§ The data

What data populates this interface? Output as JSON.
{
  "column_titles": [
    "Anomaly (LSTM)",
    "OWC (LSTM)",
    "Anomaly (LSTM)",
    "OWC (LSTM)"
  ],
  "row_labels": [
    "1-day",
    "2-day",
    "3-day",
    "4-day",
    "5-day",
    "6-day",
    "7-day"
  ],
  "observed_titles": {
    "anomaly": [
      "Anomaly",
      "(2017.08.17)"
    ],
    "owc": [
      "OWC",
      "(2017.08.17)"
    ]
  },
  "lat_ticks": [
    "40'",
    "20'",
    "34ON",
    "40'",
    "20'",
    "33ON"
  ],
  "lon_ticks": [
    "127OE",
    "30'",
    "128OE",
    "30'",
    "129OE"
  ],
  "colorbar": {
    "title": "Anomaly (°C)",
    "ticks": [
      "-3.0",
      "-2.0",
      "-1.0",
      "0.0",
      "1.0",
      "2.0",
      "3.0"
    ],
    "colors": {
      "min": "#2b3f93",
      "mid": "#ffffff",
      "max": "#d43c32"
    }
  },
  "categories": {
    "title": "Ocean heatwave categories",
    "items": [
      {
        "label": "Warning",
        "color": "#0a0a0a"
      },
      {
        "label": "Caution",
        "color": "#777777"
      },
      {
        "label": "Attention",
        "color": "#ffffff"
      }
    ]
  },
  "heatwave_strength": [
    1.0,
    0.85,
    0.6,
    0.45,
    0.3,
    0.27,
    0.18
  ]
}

§ Aim of the task
Which lines contain the word "categories"? Copy each of them.

§ Full output
  "categories": {
    "title": "Ocean heatwave categories",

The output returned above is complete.